Given problem: In the entries below, find every line with "screenshot" and copy it.
== The records ==
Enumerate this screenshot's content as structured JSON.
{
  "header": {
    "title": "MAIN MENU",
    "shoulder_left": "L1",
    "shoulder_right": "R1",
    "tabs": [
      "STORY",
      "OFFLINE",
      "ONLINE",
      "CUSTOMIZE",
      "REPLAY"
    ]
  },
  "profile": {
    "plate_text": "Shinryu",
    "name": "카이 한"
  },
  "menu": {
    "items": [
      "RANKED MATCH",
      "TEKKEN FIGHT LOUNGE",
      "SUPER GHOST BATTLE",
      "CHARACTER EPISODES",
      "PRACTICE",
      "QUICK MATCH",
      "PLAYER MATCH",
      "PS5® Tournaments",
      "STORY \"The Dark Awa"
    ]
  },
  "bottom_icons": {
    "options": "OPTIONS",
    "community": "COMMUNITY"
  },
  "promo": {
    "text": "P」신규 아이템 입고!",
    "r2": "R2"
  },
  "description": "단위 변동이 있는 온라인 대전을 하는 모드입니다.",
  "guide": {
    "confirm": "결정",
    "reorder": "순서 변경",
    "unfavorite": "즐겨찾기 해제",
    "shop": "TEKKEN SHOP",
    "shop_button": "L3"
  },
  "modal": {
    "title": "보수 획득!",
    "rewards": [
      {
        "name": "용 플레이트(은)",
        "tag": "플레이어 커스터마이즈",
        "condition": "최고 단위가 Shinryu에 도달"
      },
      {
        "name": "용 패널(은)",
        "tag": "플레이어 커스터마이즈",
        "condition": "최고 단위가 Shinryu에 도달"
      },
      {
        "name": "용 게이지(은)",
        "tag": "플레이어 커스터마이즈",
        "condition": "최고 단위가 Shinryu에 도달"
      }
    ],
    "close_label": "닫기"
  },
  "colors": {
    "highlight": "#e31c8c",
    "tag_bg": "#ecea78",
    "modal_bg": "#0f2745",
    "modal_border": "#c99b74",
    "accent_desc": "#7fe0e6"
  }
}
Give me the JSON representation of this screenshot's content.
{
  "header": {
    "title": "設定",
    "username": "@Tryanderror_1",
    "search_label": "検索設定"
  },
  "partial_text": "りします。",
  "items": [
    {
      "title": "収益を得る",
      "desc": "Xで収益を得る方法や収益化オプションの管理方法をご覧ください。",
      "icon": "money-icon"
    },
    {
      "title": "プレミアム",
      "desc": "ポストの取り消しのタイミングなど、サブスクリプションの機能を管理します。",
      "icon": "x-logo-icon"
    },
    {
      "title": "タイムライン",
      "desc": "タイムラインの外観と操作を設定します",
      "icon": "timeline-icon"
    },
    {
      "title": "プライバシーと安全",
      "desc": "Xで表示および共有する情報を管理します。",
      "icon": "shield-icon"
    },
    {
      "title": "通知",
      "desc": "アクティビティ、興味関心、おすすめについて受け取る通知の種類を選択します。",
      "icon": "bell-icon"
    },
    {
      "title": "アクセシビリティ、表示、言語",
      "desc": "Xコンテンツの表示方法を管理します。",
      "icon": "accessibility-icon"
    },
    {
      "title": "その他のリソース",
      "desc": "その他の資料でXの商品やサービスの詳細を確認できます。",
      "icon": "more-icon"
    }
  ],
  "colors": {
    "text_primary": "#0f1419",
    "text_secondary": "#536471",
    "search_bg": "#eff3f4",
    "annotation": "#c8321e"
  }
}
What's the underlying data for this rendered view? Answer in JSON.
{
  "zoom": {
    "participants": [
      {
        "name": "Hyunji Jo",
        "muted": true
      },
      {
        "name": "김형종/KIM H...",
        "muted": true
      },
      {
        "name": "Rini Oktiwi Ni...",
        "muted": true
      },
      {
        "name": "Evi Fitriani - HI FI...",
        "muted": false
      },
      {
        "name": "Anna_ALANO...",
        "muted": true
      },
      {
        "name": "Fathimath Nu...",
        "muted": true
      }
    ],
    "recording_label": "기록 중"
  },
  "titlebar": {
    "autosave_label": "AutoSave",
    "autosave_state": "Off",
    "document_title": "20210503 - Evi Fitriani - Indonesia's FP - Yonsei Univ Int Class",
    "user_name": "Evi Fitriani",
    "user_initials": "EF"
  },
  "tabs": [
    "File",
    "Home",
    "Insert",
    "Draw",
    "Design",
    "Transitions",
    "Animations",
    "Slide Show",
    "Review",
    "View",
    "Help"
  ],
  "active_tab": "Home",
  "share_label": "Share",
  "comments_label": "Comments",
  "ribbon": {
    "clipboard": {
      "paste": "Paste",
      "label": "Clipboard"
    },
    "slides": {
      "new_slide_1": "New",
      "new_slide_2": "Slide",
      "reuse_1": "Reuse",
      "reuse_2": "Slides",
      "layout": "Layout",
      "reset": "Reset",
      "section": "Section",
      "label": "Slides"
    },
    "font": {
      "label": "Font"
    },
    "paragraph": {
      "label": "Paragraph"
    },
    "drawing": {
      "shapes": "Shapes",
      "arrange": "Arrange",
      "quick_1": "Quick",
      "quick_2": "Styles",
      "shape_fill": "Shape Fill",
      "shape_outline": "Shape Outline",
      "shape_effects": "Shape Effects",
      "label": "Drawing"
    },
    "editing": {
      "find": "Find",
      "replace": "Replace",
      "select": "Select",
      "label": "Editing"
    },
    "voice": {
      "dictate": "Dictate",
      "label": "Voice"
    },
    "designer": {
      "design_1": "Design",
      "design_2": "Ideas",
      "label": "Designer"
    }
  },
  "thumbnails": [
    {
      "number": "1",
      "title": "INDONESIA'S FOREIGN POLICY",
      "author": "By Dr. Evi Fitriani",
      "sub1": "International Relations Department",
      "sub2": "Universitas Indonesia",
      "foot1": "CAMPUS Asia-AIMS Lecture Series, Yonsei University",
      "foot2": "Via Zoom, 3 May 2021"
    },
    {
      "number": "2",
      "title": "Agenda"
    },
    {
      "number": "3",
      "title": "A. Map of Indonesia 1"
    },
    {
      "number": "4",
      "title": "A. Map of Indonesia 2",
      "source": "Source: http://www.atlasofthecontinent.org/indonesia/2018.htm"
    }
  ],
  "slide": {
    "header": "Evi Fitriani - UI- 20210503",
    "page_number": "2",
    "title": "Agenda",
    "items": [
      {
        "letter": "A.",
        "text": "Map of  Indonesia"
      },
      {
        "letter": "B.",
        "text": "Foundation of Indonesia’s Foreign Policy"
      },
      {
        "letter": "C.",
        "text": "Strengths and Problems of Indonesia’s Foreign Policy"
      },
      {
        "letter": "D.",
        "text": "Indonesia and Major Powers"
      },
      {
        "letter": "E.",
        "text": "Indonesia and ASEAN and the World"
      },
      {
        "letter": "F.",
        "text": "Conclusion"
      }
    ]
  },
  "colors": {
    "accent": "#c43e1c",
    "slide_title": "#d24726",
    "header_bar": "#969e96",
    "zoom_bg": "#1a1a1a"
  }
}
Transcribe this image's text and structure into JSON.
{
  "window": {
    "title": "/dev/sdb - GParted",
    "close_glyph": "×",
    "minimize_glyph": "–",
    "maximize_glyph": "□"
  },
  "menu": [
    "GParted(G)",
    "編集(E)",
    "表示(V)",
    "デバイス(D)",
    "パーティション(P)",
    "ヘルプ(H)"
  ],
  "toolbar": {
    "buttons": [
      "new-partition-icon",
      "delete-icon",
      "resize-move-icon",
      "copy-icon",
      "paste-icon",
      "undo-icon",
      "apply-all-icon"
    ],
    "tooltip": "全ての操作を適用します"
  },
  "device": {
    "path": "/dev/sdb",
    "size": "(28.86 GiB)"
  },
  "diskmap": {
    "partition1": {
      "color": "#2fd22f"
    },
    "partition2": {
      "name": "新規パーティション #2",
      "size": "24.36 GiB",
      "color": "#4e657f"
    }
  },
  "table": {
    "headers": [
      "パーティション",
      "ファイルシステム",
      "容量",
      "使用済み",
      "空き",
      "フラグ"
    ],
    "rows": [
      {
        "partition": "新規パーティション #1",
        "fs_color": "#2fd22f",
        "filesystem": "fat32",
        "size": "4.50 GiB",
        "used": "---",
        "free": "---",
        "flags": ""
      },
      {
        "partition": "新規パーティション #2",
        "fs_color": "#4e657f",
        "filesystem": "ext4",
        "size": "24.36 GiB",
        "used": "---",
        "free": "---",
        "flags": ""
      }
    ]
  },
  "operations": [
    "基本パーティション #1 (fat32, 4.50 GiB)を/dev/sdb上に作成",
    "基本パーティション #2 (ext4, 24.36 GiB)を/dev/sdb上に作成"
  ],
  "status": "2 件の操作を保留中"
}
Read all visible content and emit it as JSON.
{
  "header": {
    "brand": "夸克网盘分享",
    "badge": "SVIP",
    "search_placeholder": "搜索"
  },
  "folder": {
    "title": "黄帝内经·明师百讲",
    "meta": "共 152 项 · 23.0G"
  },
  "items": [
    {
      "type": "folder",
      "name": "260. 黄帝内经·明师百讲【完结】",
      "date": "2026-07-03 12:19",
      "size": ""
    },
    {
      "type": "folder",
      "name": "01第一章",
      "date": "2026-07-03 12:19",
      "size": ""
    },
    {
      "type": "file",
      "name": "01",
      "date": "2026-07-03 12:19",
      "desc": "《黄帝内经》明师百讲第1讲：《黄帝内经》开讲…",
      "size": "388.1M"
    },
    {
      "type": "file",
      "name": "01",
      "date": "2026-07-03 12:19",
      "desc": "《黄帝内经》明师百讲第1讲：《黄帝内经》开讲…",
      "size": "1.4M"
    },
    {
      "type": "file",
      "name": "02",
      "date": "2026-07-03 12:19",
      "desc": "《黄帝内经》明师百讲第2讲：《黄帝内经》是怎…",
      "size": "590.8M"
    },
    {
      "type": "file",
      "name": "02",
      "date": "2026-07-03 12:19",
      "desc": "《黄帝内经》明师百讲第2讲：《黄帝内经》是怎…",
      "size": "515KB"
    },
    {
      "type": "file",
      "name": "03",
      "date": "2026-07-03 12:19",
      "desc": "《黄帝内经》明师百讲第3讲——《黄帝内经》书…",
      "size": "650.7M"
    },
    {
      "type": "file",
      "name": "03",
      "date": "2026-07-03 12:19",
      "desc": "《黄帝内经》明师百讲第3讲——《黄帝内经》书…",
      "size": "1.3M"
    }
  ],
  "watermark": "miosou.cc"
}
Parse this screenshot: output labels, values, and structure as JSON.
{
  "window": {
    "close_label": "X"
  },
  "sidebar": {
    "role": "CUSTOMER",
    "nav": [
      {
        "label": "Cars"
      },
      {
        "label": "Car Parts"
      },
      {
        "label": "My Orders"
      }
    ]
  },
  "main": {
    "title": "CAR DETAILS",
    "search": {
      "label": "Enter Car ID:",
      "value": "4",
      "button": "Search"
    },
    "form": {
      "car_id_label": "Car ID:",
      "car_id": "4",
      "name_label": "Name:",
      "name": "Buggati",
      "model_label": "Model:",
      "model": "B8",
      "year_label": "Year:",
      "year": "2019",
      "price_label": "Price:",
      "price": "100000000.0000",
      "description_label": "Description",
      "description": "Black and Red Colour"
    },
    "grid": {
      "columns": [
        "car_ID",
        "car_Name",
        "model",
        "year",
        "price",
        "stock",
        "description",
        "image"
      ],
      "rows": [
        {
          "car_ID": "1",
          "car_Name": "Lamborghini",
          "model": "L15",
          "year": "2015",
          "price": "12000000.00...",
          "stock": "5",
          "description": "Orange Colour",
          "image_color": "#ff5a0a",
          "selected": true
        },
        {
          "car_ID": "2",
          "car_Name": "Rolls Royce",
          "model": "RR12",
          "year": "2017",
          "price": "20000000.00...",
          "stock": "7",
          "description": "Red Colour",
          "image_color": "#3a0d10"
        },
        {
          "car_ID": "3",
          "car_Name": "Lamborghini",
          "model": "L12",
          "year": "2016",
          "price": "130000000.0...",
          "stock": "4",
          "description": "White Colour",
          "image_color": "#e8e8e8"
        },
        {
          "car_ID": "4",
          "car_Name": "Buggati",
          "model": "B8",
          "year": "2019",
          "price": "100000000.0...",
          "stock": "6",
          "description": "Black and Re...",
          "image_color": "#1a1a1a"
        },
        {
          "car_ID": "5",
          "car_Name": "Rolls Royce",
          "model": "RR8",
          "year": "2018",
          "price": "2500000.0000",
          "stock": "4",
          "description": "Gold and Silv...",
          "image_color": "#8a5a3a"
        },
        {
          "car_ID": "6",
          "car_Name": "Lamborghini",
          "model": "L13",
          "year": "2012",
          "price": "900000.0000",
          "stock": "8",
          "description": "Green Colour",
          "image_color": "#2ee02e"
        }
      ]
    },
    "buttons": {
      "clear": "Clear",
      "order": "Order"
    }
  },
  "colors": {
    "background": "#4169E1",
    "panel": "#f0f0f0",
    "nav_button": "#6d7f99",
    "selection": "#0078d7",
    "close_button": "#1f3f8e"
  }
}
===
Exercise answer:
Enumerate this screenshot's content as structured JSON.
Give me the JSON representation of this screenshot's content.
Parse this screenshot: output labels, values, and structure as JSON.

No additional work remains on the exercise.